= Task description =
Exactly how many lines have the word "producteurs"? Answer with the bare number.

%%

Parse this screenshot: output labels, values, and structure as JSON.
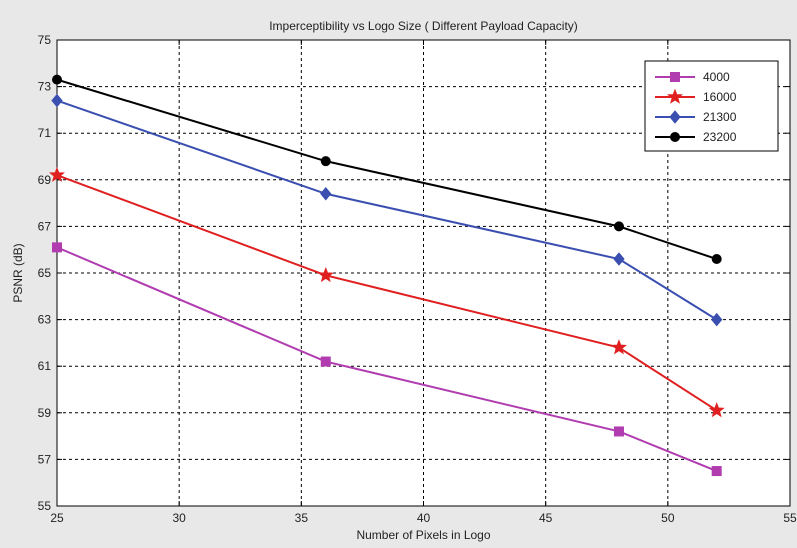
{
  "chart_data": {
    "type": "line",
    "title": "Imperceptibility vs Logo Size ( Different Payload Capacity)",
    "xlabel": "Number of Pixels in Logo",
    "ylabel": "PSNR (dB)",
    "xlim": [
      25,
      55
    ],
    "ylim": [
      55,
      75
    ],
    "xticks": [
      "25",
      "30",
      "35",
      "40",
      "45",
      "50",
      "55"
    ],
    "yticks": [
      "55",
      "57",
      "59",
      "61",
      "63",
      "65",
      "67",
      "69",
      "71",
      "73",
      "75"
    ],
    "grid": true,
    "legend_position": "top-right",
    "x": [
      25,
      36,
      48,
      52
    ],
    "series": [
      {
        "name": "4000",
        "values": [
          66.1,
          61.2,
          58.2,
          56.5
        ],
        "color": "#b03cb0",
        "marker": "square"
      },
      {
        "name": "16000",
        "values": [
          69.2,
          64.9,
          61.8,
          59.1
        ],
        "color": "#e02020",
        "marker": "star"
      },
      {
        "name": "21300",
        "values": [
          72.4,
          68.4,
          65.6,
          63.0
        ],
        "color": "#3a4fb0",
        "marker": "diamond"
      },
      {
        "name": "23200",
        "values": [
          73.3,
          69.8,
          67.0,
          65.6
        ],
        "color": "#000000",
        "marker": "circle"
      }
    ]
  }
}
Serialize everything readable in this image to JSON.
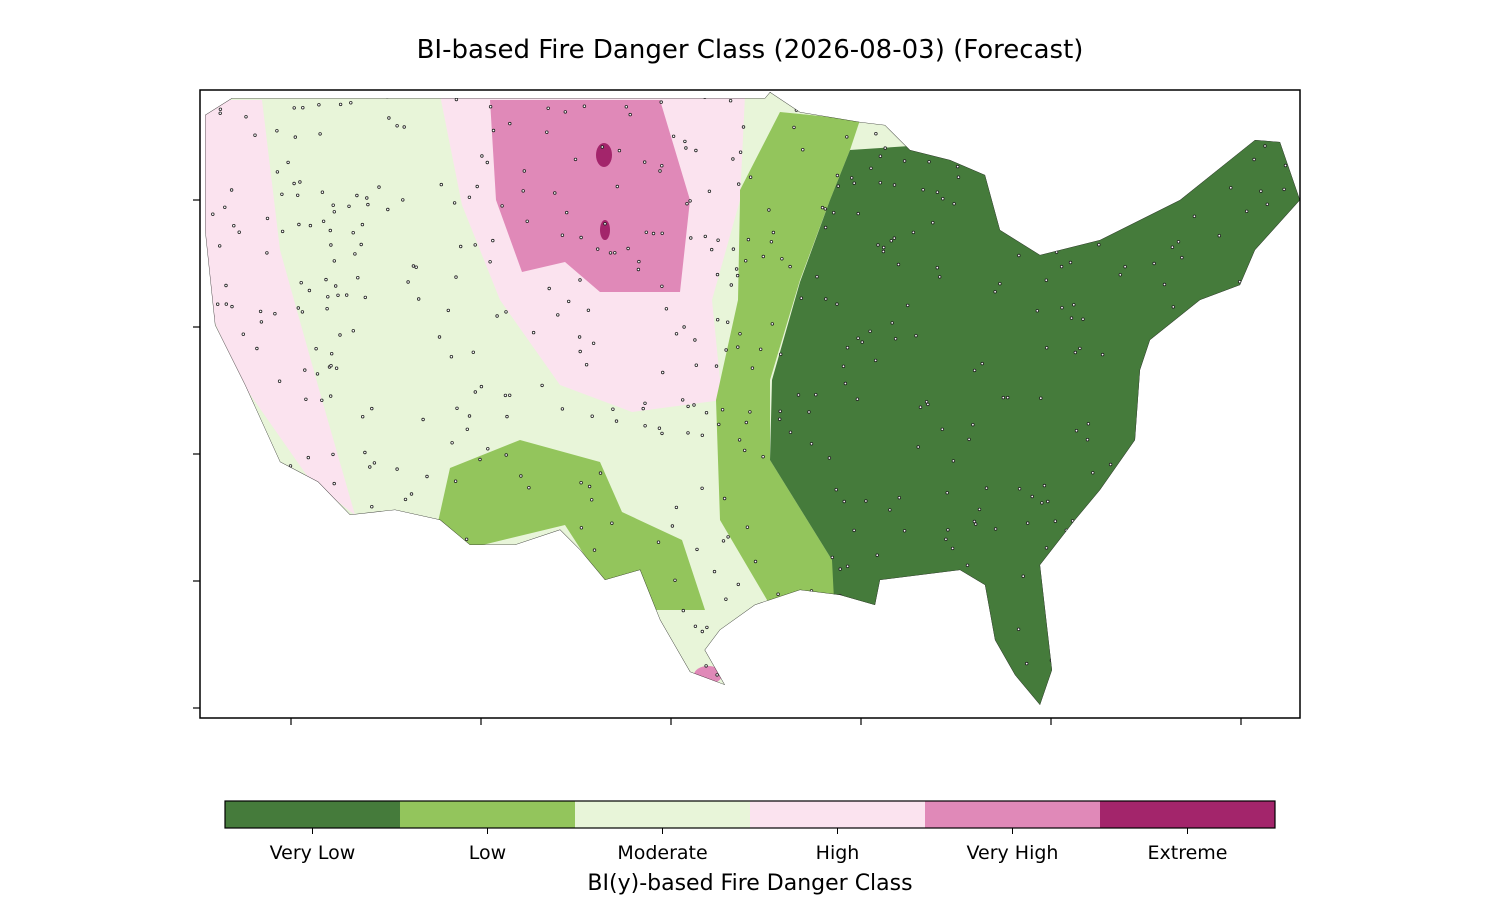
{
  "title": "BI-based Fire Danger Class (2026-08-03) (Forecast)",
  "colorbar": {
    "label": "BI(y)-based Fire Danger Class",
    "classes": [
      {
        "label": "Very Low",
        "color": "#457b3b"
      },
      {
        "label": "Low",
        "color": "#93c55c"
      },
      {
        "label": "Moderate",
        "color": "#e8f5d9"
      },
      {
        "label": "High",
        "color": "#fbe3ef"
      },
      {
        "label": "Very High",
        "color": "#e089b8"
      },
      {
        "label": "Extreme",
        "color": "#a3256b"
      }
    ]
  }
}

%%
%%

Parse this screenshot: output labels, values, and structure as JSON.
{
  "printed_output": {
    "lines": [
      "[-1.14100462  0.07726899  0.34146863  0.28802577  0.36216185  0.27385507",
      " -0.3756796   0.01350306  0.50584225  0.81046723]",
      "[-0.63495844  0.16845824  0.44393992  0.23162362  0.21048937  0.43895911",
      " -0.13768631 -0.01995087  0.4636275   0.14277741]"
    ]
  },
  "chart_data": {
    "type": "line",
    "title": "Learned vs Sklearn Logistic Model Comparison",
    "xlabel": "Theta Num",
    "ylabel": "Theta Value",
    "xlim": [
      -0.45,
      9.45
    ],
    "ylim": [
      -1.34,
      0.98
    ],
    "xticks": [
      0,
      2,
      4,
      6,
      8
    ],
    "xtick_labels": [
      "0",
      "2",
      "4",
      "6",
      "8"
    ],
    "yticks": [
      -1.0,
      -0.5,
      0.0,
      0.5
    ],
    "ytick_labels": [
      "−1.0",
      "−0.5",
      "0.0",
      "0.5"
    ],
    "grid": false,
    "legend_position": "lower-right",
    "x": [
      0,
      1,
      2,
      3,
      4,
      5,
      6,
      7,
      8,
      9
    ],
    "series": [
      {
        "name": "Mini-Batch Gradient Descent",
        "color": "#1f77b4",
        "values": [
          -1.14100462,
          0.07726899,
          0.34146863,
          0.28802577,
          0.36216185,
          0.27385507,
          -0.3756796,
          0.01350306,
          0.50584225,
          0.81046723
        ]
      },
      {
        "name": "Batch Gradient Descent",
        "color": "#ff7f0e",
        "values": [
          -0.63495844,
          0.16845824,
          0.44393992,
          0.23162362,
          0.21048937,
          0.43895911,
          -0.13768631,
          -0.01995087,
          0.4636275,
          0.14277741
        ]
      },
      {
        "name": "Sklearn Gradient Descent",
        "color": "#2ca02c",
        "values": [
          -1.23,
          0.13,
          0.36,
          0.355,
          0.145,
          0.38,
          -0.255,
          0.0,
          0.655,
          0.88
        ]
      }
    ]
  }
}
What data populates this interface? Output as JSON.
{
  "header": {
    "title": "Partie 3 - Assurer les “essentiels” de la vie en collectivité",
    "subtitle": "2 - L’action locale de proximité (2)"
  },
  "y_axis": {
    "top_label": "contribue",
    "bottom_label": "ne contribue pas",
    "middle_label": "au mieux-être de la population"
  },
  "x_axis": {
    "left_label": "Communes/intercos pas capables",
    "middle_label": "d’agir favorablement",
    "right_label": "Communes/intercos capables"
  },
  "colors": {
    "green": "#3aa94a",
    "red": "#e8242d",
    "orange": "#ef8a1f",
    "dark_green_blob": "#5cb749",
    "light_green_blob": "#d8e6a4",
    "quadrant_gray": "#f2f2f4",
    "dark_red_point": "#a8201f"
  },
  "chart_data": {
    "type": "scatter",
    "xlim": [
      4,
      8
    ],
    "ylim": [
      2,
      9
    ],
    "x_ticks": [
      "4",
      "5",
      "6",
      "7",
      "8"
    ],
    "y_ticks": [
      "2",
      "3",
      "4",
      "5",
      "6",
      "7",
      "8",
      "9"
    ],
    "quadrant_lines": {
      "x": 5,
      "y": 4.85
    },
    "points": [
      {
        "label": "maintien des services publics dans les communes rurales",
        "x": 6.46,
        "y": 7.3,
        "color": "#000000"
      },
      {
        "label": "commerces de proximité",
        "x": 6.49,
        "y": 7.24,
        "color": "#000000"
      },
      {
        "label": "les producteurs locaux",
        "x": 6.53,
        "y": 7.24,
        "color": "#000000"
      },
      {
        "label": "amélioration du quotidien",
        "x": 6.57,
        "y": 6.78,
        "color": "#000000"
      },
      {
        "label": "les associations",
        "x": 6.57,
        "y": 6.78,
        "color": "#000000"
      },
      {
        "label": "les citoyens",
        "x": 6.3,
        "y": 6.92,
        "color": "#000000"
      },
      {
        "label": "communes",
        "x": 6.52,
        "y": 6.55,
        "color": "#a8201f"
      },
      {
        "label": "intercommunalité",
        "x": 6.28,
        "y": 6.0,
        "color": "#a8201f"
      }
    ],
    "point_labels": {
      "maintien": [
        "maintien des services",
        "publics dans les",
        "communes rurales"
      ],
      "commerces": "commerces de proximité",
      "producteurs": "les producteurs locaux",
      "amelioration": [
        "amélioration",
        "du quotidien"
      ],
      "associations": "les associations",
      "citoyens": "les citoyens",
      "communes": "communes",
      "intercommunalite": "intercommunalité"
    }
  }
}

%%

= Exercise response =
2